Stored entries
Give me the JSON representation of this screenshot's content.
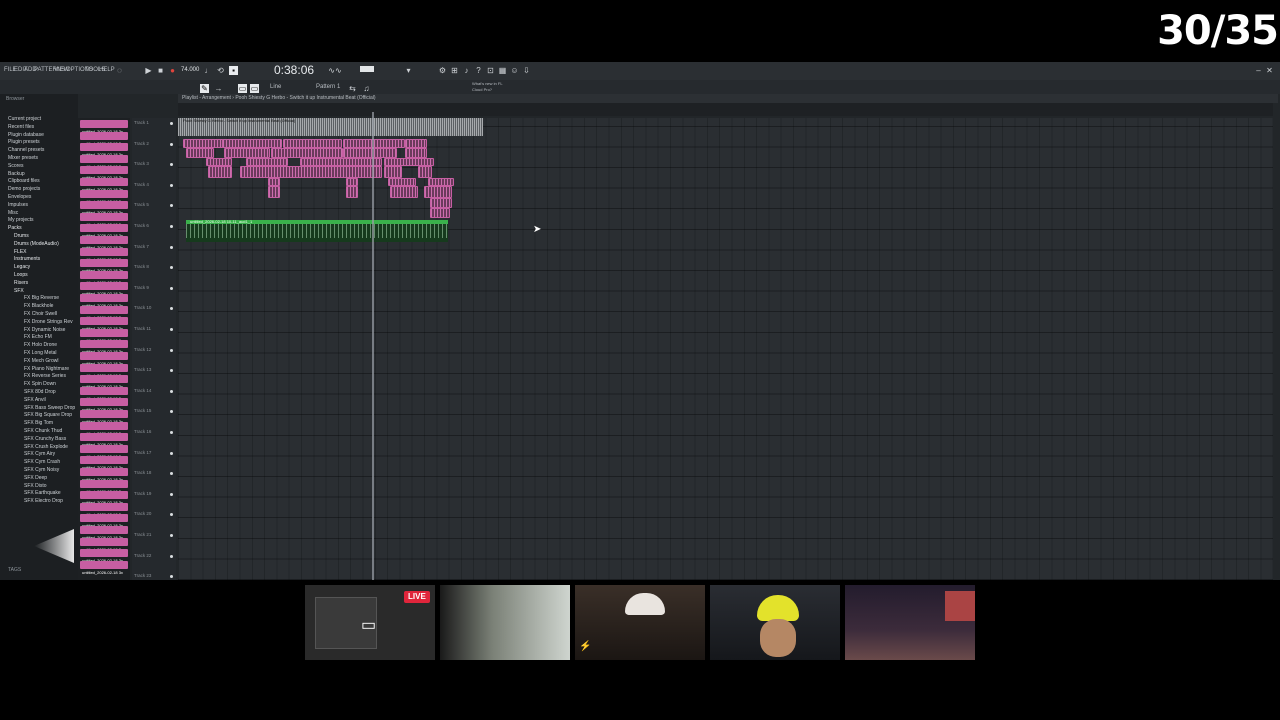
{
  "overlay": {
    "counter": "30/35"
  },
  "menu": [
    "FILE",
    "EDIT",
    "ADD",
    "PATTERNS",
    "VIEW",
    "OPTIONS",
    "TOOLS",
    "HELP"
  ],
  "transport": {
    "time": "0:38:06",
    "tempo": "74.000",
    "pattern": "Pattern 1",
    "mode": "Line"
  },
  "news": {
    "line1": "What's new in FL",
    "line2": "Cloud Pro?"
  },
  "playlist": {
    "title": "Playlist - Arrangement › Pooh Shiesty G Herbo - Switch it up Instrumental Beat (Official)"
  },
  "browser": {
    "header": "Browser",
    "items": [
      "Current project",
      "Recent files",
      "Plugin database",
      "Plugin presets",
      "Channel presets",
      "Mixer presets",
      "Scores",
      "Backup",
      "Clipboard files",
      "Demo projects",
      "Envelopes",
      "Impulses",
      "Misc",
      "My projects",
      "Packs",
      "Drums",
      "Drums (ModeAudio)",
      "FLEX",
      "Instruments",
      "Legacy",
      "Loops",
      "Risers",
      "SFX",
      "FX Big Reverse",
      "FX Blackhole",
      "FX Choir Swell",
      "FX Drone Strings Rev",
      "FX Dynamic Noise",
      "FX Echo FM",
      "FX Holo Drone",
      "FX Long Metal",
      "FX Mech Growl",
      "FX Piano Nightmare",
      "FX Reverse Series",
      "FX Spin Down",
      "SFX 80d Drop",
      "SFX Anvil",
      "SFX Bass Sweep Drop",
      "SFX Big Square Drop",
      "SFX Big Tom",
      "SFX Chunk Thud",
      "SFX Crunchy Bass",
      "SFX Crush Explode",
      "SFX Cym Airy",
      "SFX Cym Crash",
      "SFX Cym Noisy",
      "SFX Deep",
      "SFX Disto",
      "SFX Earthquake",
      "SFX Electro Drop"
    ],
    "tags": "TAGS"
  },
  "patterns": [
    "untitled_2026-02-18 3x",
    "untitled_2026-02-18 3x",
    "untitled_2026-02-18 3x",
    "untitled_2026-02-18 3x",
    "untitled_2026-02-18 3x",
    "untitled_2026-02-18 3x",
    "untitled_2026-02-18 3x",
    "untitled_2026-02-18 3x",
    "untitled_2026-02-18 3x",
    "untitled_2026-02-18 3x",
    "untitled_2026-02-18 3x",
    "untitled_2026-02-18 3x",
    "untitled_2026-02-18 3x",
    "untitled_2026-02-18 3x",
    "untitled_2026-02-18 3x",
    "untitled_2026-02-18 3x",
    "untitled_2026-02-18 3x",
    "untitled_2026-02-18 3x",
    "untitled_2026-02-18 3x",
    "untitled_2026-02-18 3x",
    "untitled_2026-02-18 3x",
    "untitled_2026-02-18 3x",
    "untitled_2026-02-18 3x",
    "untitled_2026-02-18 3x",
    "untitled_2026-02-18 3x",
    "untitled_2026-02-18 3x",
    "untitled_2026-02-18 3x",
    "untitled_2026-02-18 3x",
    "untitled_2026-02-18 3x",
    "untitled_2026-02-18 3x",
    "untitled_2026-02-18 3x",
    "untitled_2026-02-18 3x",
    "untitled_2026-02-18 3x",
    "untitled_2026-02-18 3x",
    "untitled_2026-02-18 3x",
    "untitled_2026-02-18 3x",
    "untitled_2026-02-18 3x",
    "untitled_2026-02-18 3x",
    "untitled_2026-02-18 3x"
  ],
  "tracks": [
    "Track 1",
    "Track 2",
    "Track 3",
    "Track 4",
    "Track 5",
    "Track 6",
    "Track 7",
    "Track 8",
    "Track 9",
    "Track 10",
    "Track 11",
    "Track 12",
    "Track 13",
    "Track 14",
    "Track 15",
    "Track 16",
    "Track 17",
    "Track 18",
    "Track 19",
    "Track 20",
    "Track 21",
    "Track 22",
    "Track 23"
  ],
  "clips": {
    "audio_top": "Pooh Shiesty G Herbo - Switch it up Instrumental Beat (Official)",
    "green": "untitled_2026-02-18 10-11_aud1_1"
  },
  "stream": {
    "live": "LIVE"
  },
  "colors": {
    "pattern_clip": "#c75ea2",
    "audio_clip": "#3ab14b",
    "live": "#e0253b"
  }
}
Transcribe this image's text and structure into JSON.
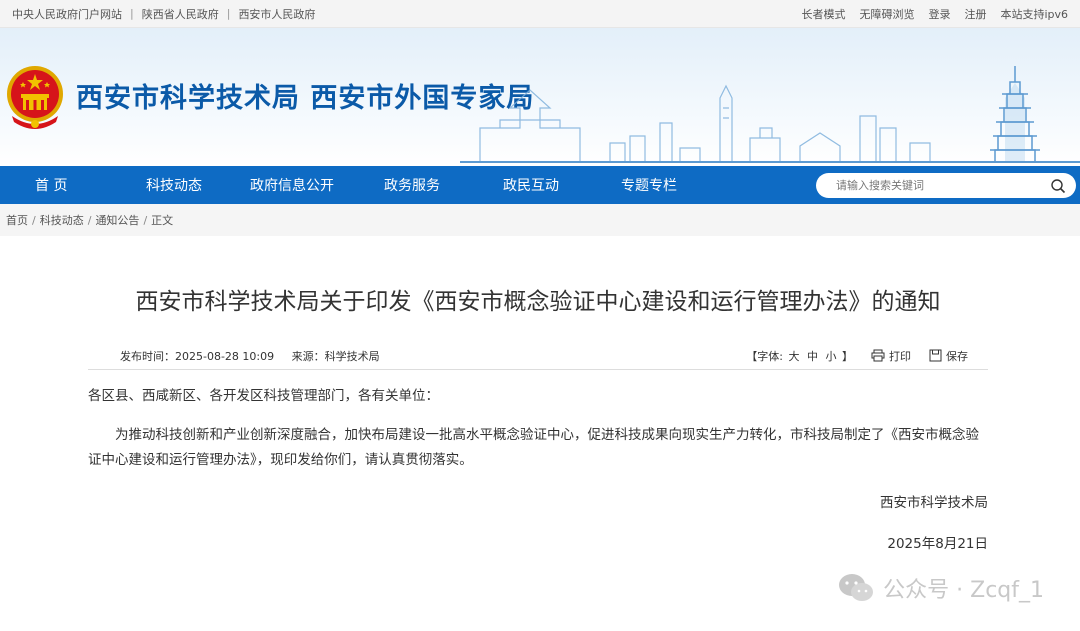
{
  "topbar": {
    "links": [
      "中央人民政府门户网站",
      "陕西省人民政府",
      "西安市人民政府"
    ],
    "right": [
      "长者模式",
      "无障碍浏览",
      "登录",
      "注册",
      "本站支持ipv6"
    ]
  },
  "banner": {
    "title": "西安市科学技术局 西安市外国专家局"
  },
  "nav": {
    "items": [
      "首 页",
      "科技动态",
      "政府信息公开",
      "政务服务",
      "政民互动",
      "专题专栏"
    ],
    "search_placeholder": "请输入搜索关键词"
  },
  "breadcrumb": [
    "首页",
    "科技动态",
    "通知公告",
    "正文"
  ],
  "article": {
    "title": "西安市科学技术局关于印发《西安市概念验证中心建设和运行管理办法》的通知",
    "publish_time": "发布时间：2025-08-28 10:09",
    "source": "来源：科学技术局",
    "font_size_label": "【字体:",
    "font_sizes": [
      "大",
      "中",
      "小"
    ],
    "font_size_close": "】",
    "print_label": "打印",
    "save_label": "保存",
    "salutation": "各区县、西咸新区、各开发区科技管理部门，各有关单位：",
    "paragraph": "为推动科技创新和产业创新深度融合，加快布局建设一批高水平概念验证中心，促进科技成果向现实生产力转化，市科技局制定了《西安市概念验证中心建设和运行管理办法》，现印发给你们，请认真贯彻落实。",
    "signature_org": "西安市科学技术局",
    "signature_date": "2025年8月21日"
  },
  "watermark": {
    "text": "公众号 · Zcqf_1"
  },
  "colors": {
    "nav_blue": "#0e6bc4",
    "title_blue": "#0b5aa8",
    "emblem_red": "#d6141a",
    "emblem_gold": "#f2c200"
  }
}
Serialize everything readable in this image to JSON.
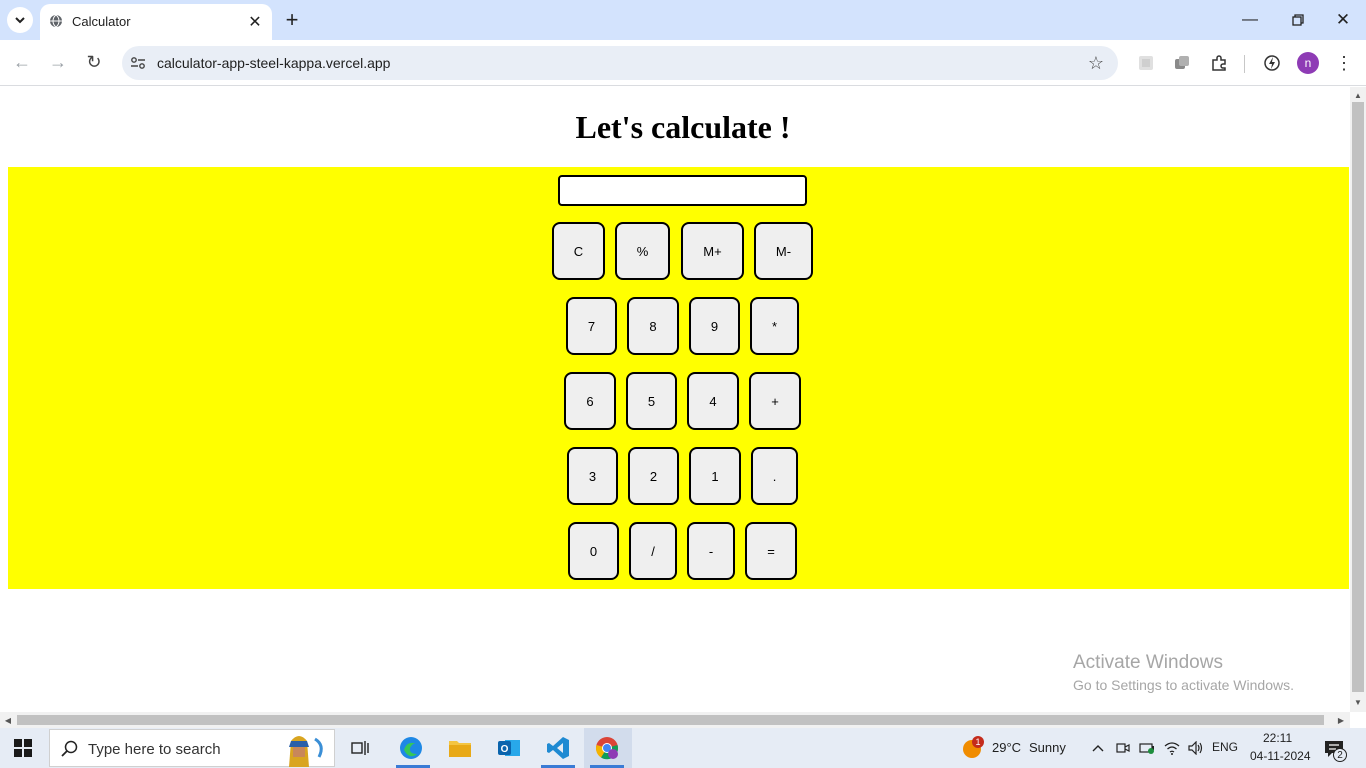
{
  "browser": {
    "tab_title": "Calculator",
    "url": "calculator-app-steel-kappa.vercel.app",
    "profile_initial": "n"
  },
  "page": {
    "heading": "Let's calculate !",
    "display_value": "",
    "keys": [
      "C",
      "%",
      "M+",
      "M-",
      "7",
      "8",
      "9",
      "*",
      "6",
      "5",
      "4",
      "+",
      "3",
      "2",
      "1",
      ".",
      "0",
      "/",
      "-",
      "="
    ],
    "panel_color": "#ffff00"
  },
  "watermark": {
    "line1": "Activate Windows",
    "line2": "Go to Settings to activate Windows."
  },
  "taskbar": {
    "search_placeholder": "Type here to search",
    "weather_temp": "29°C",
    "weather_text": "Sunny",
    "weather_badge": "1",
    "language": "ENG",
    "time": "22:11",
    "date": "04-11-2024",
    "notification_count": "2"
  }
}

#### [Exercise aim]
Copy all lines from the listing that contain "Instrumental".

#### [Solution to this exercise]
    "title": "Playlist - Arrangement › Pooh Shiesty G Herbo - Switch it up Instrumental Beat (Official)"
    "audio_top": "Pooh Shiesty G Herbo - Switch it up Instrumental Beat (Official)",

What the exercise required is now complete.